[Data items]
┌──

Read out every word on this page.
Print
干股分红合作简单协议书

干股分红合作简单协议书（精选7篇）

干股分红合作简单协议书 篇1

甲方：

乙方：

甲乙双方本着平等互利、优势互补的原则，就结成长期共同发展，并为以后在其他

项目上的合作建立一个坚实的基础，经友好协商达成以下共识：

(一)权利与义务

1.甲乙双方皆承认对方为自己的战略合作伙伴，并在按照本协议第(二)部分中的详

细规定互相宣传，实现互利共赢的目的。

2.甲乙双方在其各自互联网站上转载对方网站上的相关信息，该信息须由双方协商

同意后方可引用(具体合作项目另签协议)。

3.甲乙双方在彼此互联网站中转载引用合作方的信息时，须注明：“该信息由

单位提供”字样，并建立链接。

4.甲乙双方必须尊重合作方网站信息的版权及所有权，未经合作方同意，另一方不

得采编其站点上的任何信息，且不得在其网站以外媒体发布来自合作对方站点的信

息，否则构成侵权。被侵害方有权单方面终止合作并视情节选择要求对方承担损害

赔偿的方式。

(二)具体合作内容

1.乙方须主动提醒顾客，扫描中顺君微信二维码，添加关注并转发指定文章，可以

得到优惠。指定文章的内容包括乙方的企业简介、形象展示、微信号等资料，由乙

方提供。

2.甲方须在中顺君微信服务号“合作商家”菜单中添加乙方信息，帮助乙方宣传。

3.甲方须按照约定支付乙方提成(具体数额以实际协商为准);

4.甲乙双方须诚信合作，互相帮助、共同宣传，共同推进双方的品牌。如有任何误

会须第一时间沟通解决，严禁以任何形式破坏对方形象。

└──
┌──

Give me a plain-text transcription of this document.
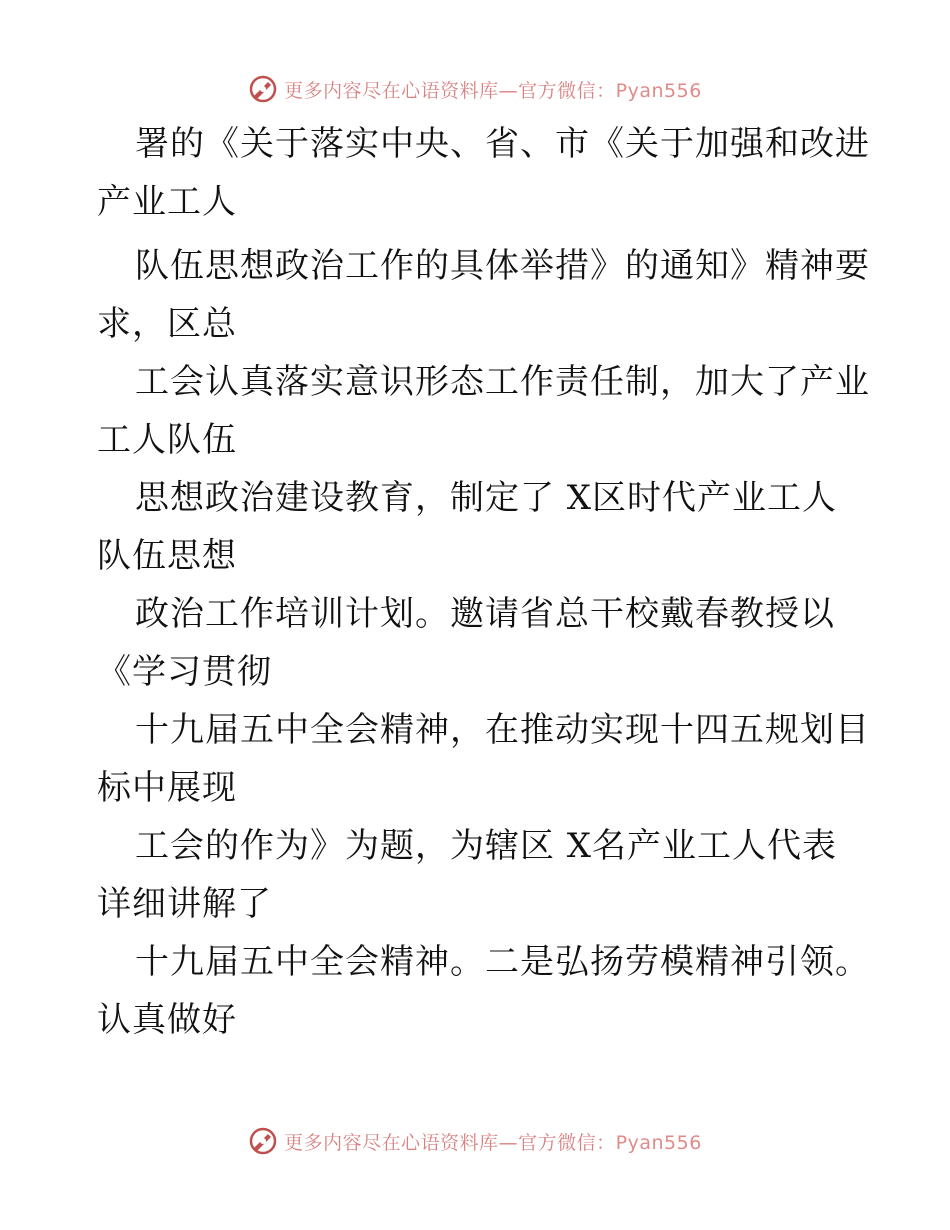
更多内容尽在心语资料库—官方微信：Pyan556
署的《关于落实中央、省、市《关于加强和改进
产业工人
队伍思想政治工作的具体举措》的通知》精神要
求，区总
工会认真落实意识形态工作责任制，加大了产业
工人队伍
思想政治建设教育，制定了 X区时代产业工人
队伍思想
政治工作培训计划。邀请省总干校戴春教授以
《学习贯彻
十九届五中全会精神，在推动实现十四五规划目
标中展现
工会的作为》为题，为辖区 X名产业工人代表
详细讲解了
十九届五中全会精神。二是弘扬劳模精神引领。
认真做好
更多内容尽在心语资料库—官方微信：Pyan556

└──
┌──

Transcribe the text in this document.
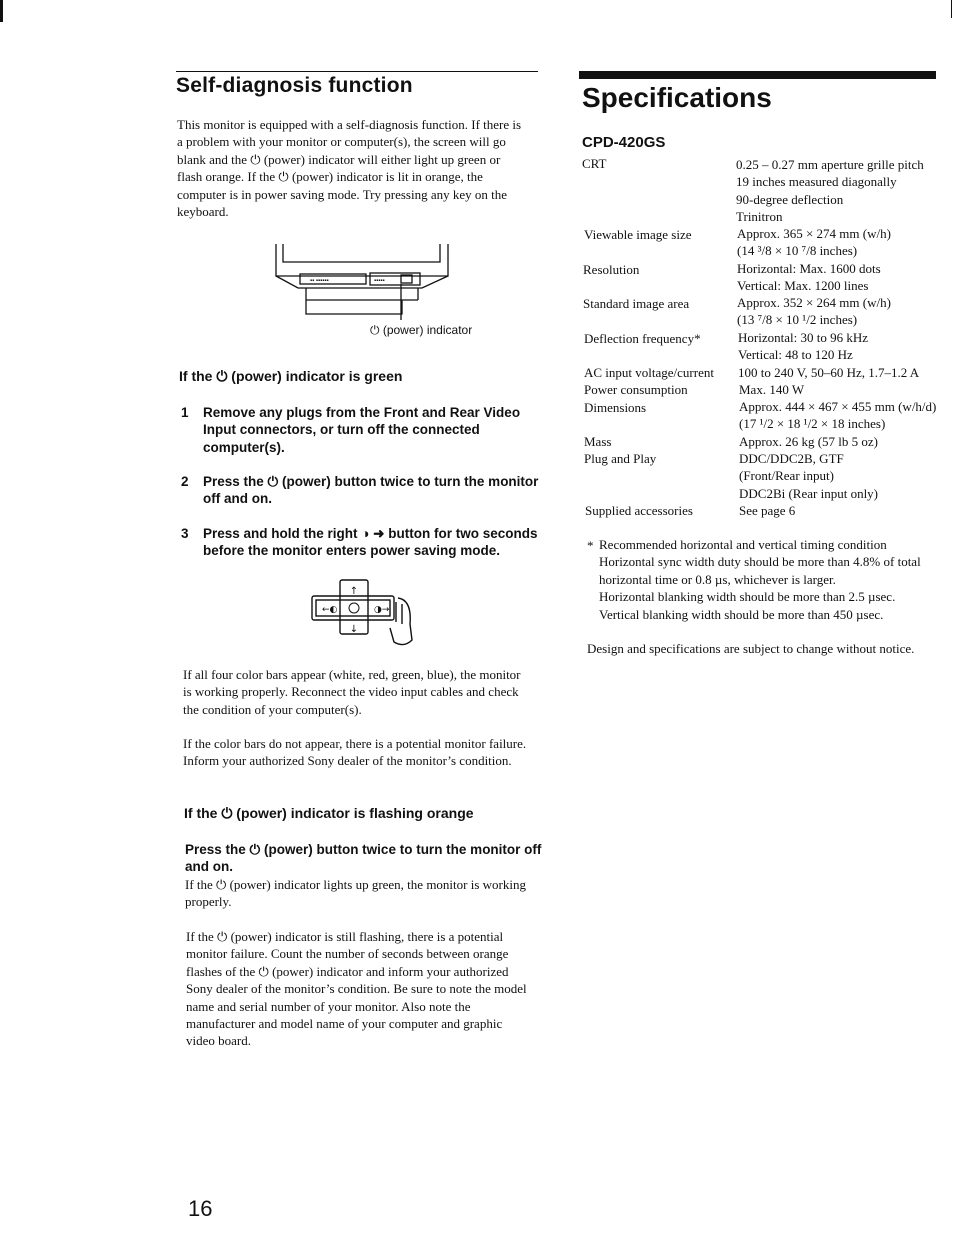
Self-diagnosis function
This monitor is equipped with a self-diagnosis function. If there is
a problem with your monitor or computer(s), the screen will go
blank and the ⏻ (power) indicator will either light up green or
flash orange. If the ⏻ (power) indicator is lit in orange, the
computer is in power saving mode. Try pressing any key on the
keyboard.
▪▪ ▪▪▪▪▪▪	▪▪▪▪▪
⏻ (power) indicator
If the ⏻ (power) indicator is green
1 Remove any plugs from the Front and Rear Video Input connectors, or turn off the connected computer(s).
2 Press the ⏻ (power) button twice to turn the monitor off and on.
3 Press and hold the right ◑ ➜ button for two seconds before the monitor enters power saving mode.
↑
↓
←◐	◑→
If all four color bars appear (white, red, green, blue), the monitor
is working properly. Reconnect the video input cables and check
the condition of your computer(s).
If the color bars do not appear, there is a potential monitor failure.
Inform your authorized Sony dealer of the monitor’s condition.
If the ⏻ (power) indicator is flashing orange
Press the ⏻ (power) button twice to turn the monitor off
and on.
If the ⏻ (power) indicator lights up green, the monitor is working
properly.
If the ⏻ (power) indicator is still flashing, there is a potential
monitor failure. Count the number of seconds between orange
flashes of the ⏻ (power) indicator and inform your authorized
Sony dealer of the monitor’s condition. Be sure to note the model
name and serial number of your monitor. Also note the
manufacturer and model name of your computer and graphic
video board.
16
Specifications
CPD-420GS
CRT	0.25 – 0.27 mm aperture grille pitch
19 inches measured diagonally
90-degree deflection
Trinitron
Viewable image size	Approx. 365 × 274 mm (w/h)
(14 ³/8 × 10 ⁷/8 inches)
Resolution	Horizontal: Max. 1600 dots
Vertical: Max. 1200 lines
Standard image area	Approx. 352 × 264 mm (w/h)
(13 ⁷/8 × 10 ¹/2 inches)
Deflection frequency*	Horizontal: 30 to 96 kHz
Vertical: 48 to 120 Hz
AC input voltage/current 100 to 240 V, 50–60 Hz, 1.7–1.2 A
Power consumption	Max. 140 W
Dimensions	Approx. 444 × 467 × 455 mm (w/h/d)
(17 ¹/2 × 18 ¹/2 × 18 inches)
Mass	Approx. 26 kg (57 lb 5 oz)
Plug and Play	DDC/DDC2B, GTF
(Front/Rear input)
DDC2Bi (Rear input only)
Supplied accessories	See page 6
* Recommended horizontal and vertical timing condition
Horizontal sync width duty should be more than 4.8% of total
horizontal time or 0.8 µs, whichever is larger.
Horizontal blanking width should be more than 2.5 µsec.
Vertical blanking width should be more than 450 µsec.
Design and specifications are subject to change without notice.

└──

Gather each line that holds "name".

**EXERCISE RESULT**.
name and serial number of your monitor. Also note the
manufacturer and model name of your computer and graphic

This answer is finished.